- [Ejercicio planteado 1]: Según la bitácora, ¿cuántas páginas se desecharon antes de escribirla?
- [Ejercicio planteado 2]: Reproduzca el fragmento de la bitácora que comienza con "Fecha inválida" y continúa hasta "una idea clara.".

Bitácora /
En defensa de la duda
Habrá quien se indigne porque, después de un año de trabajo en la Sala Negra, no hayamos terminado de trazar una línea que separe, en esto de la violencia en Centroamérica, a los buenos de los malos. Tengo amigos que se sienten insultados por mis textos llenos de lo que consideran medias tintas y concesiones a los criminales. Yo creo que lo que les aterroriza es bajar la guardia, dejar de esconderse en las verdades habituales y abrir la caja de Pandora de sus propias preguntas.

Fecha inválida
José Luis Sanz

Se supone que estas bitácoras, estos apuntes de los reporteros de la Sala Negra, tienen que dejarles no ya una moraleja, pero sí al menos un poso. Por eso acabo de desechar las tres páginas que he escrito en los últimos dos días -y que deberían estar aquí-. Porque un compañero me ha señalado, con razón, que aunque cronicaban una escena interesante, tal vez valiosa, no concluían en una idea clara.

- [Datos almacenados]:
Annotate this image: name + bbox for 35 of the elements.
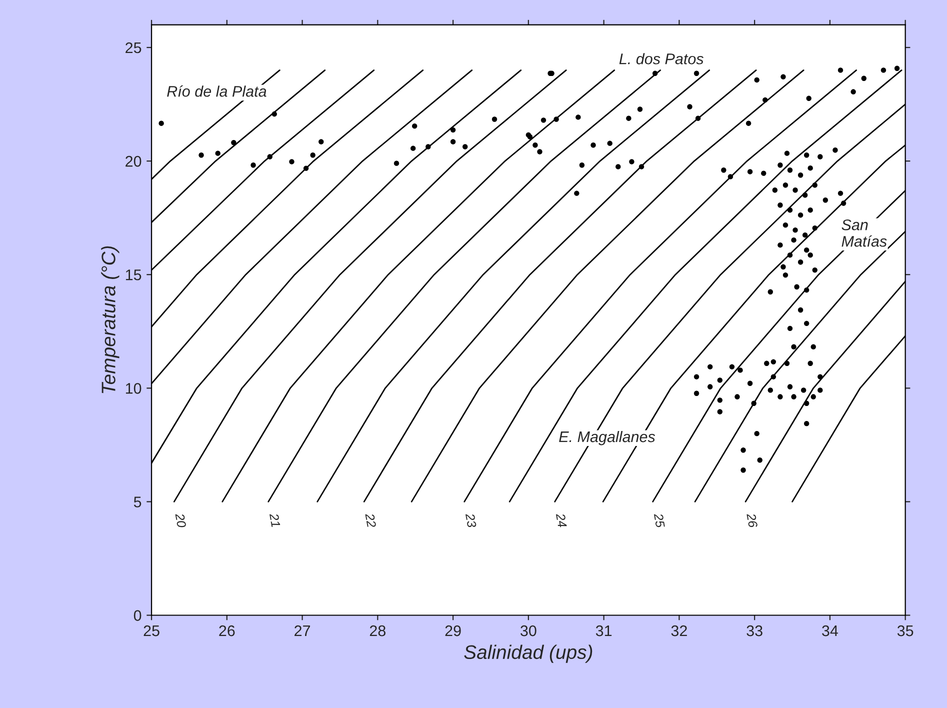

- [Respuesta esperada 1]: Tres páginas, escritas en los dos días anteriores.

- [Respuesta esperada 2]:
Fecha inválida
José Luis Sanz

Se supone que estas bitácoras, estos apuntes de los reporteros de la Sala Negra, tienen que dejarles no ya una moraleja, pero sí al menos un poso. Por eso acabo de desechar las tres páginas que he escrito en los últimos dos días -y que deberían estar aquí-. Porque un compañero me ha señalado, con razón, que aunque cronicaban una escena interesante, tal vez valiosa, no concluían en una idea clara.